- **Given instruction**
Give all of the lines again exactly as they read.

BEGIN Given records

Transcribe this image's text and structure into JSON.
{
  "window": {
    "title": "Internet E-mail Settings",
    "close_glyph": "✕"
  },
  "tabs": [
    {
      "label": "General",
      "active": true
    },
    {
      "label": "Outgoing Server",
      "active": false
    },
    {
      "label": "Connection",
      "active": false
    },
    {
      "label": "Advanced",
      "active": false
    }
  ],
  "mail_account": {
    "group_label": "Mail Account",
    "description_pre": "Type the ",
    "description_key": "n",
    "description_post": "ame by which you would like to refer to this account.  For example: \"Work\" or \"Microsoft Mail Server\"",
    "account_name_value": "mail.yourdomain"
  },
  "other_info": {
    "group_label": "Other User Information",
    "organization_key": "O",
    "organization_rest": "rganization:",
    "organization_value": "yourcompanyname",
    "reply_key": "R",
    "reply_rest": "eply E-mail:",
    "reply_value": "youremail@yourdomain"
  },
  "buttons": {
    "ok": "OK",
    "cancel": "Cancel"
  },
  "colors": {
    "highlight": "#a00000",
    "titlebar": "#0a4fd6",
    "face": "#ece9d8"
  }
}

END Given records

- **Exercise answer**
Transcribe this image's text and structure into JSON.
{
  "window": {
    "title": "Internet E-mail Settings",
    "close_glyph": "✕"
  },
  "tabs": [
    {
      "label": "General",
      "active": true
    },
    {
      "label": "Outgoing Server",
      "active": false
    },
    {
      "label": "Connection",
      "active": false
    },
    {
      "label": "Advanced",
      "active": false
    }
  ],
  "mail_account": {
    "group_label": "Mail Account",
    "description_pre": "Type the ",
    "description_key": "n",
    "description_post": "ame by which you would like to refer to this account.  For example: \"Work\" or \"Microsoft Mail Server\"",
    "account_name_value": "mail.yourdomain"
  },
  "other_info": {
    "group_label": "Other User Information",
    "organization_key": "O",
    "organization_rest": "rganization:",
    "organization_value": "yourcompanyname",
    "reply_key": "R",
    "reply_rest": "eply E-mail:",
    "reply_value": "youremail@yourdomain"
  },
  "buttons": {
    "ok": "OK",
    "cancel": "Cancel"
  },
  "colors": {
    "highlight": "#a00000",
    "titlebar": "#0a4fd6",
    "face": "#ece9d8"
  }
}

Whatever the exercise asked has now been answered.